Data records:
((
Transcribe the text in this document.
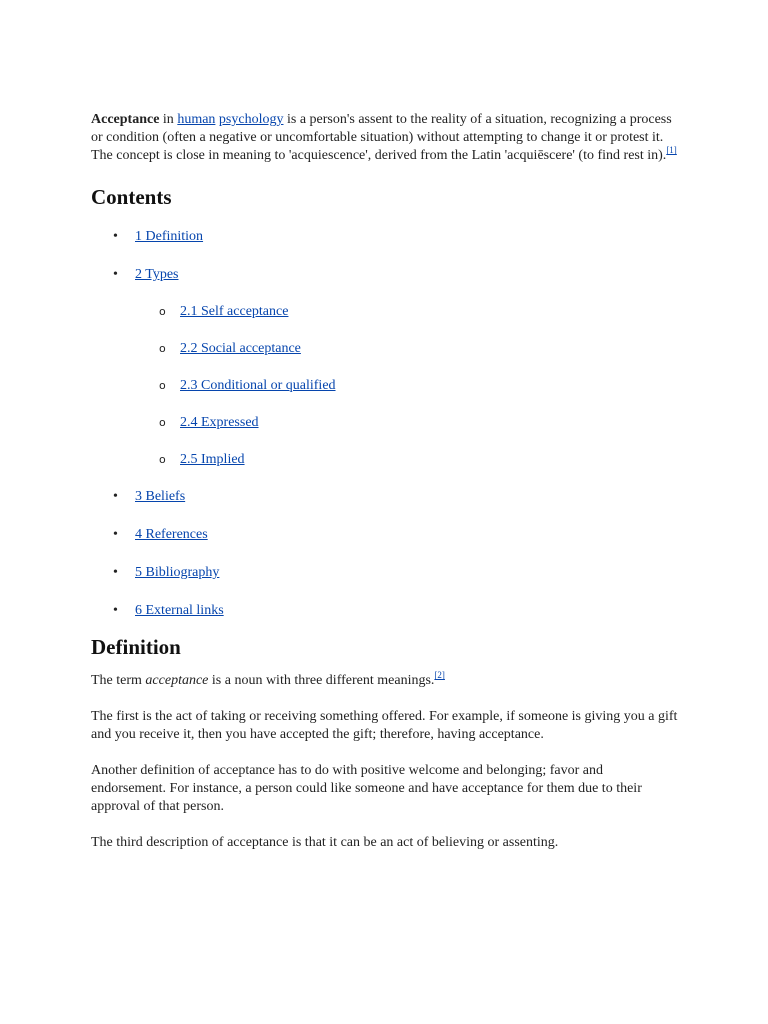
Acceptance in human psychology is a person's assent to the reality of a situation, recognizing a process or condition (often a negative or uncomfortable situation) without attempting to change it or protest it. The concept is close in meaning to 'acquiescence', derived from the Latin 'acquiēscere' (to find rest in).[1]

Contents
• 1 Definition
• 2 Types
o 2.1 Self acceptance
o 2.2 Social acceptance
o 2.3 Conditional or qualified
o 2.4 Expressed
o 2.5 Implied
• 3 Beliefs
• 4 References
• 5 Bibliography
• 6 External links
Definition

The term acceptance is a noun with three different meanings.[2]

The first is the act of taking or receiving something offered. For example, if someone is giving you a gift and you receive it, then you have accepted the gift; therefore, having acceptance.

Another definition of acceptance has to do with positive welcome and belonging; favor and endorsement. For instance, a person could like someone and have acceptance for them due to their approval of that person.

The third description of acceptance is that it can be an act of believing or assenting.
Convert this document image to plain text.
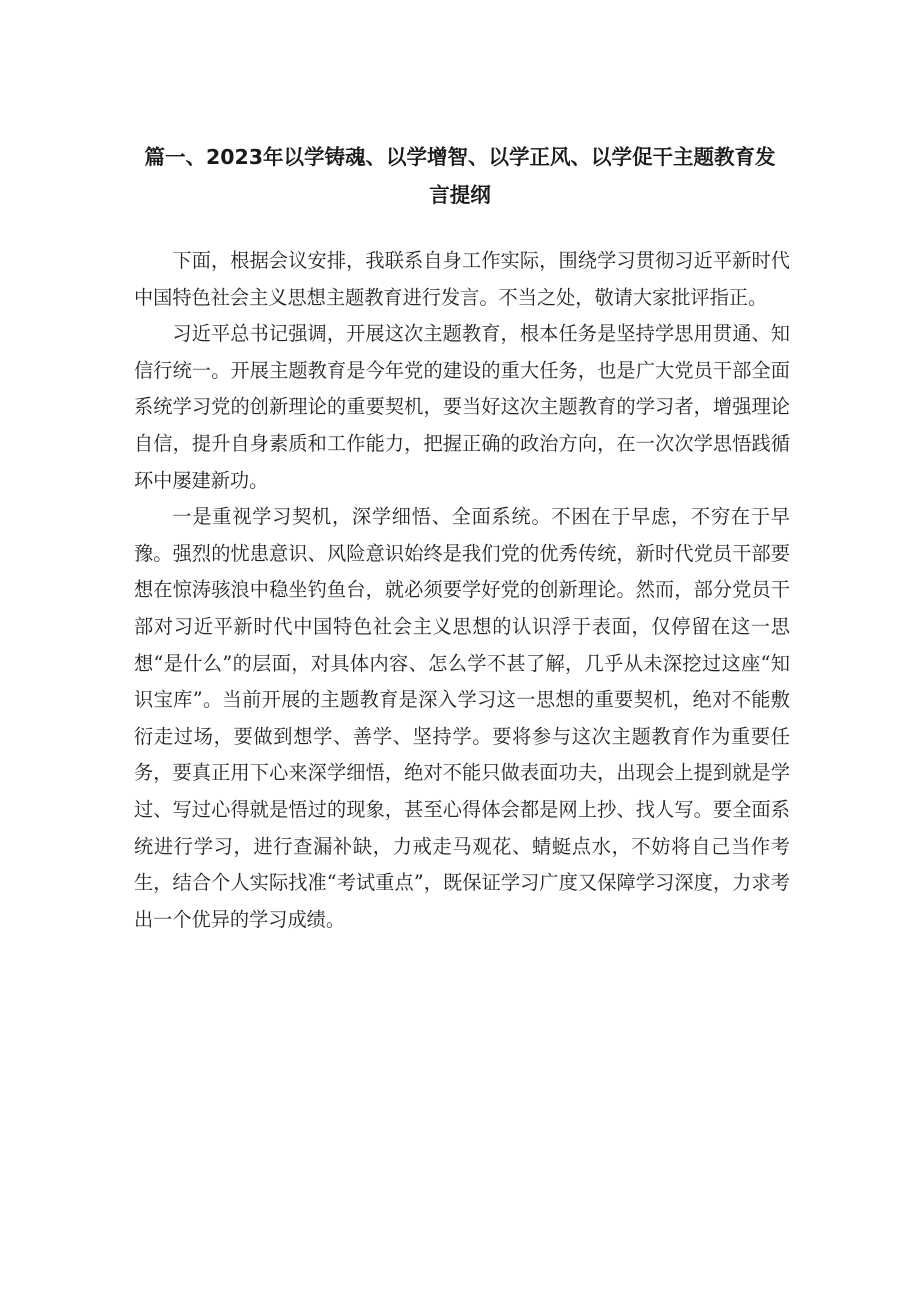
篇一、2023年以学铸魂、以学增智、以学正风、以学促干主题教育发
言提纲

下面，根据会议安排，我联系自身工作实际，围绕学习贯彻习近平新时代中国特色社会主义思想主题教育进行发言。不当之处，敬请大家批评指正。

习近平总书记强调，开展这次主题教育，根本任务是坚持学思用贯通、知信行统一。开展主题教育是今年党的建设的重大任务，也是广大党员干部全面系统学习党的创新理论的重要契机，要当好这次主题教育的学习者，增强理论自信，提升自身素质和工作能力，把握正确的政治方向，在一次次学思悟践循环中屡建新功。

一是重视学习契机，深学细悟、全面系统。不困在于早虑，不穷在于早豫。强烈的忧患意识、风险意识始终是我们党的优秀传统，新时代党员干部要想在惊涛骇浪中稳坐钓鱼台，就必须要学好党的创新理论。然而，部分党员干部对习近平新时代中国特色社会主义思想的认识浮于表面，仅停留在这一思想“是什么”的层面，对具体内容、怎么学不甚了解，几乎从未深挖过这座“知识宝库”。当前开展的主题教育是深入学习这一思想的重要契机，绝对不能敷衍走过场，要做到想学、善学、坚持学。要将参与这次主题教育作为重要任务，要真正用下心来深学细悟，绝对不能只做表面功夫，出现会上提到就是学过、写过心得就是悟过的现象，甚至心得体会都是网上抄、找人写。要全面系统进行学习，进行查漏补缺，力戒走马观花、蜻蜓点水，不妨将自己当作考生，结合个人实际找准“考试重点”，既保证学习广度又保障学习深度，力求考出一个优异的学习成绩。
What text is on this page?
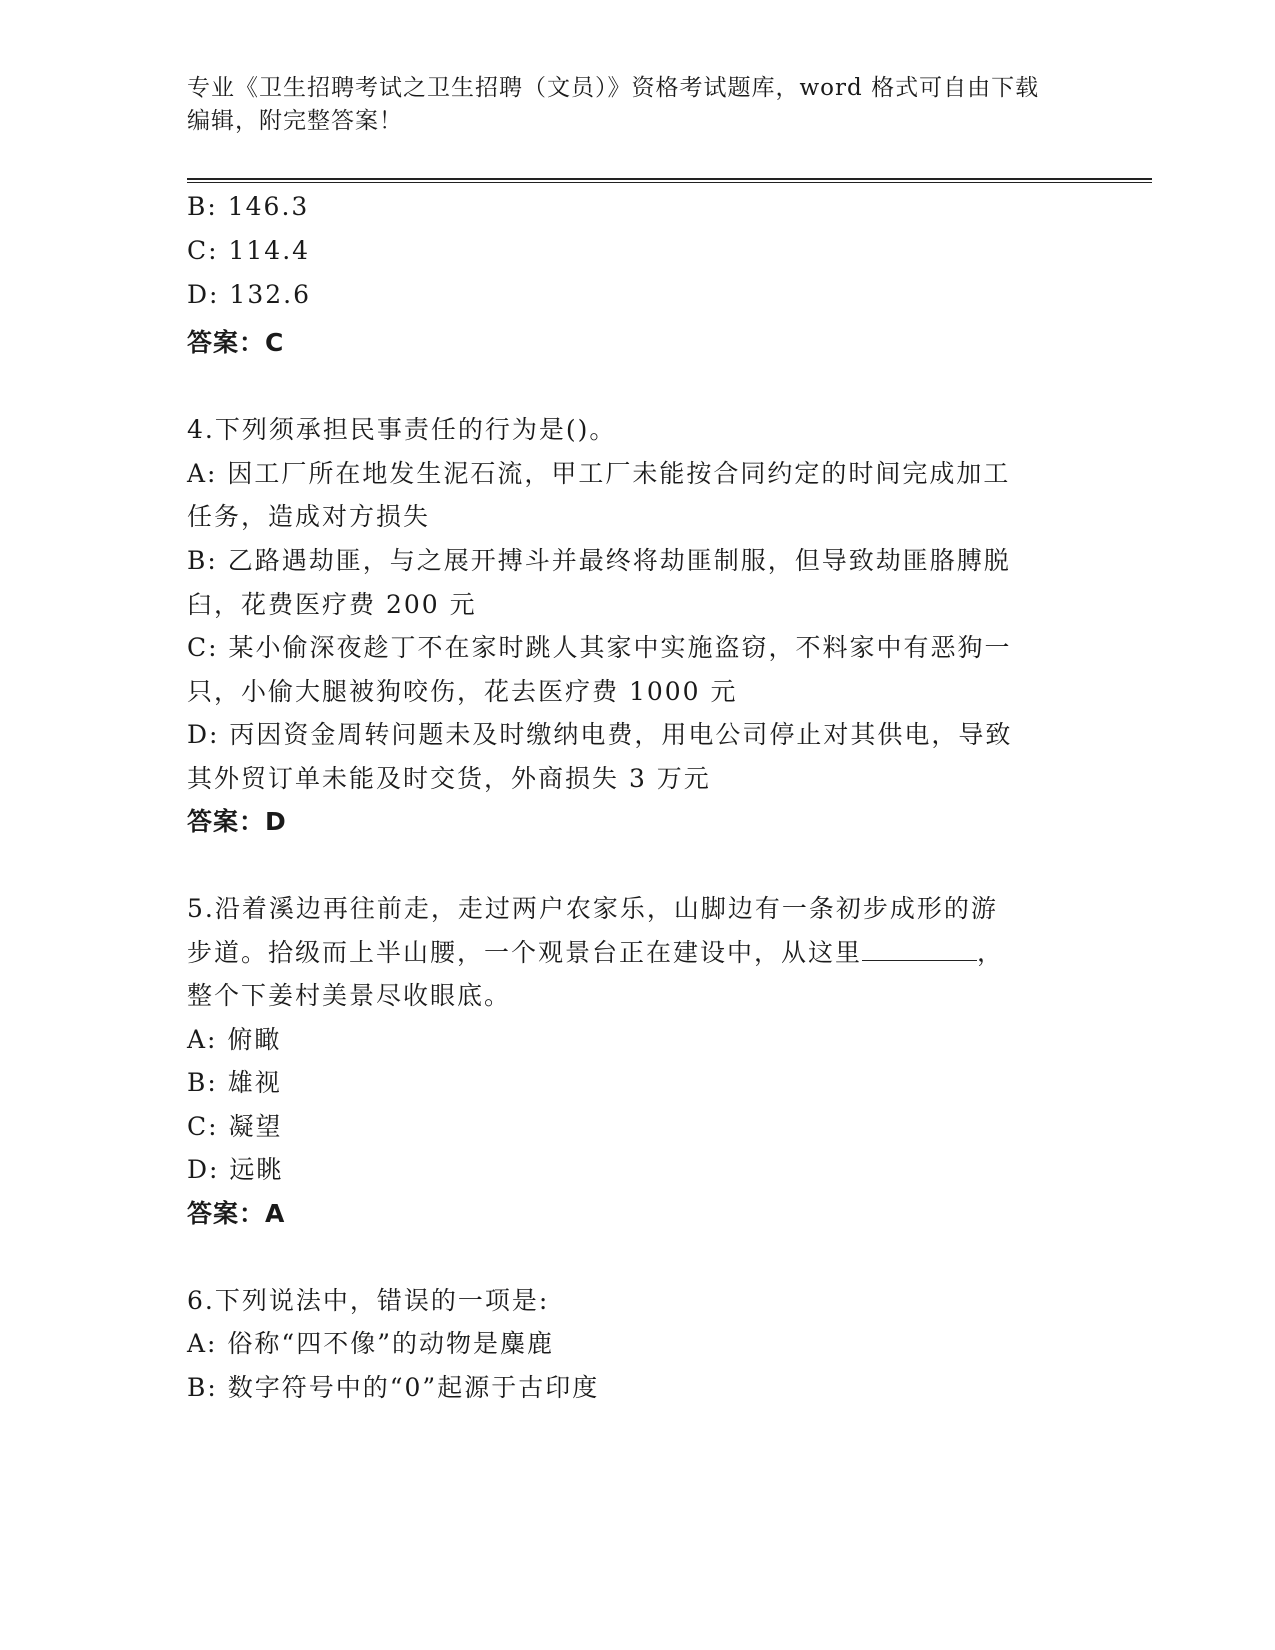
专业《卫生招聘考试之卫生招聘（文员）》资格考试题库，word 格式可自由下载
编辑，附完整答案！
B: 146.3
C: 114.4
D: 132.6
答案：C
4.下列须承担民事责任的行为是()。
A: 因工厂所在地发生泥石流，甲工厂未能按合同约定的时间完成加工
任务，造成对方损失
B: 乙路遇劫匪，与之展开搏斗并最终将劫匪制服，但导致劫匪胳膊脱
臼，花费医疗费 200 元
C: 某小偷深夜趁丁不在家时跳人其家中实施盗窃，不料家中有恶狗一
只，小偷大腿被狗咬伤，花去医疗费 1000 元
D: 丙因资金周转问题未及时缴纳电费，用电公司停止对其供电，导致
其外贸订单未能及时交货，外商损失 3 万元
答案：D
5.沿着溪边再往前走，走过两户农家乐，山脚边有一条初步成形的游
步道。拾级而上半山腰，一个观景台正在建设中，从这里	，
整个下姜村美景尽收眼底。
A: 俯瞰
B: 雄视
C: 凝望
D: 远眺
答案：A
6.下列说法中，错误的一项是:
A: 俗称“四不像”的动物是麋鹿
B: 数字符号中的“0”起源于古印度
))
▶ [Your goal] In the listing, find each line with the string "text" and copy it.

▶ [Completed exercise]
Transcribe the text in this document.
Convert this document image to plain text.
What text is on this page?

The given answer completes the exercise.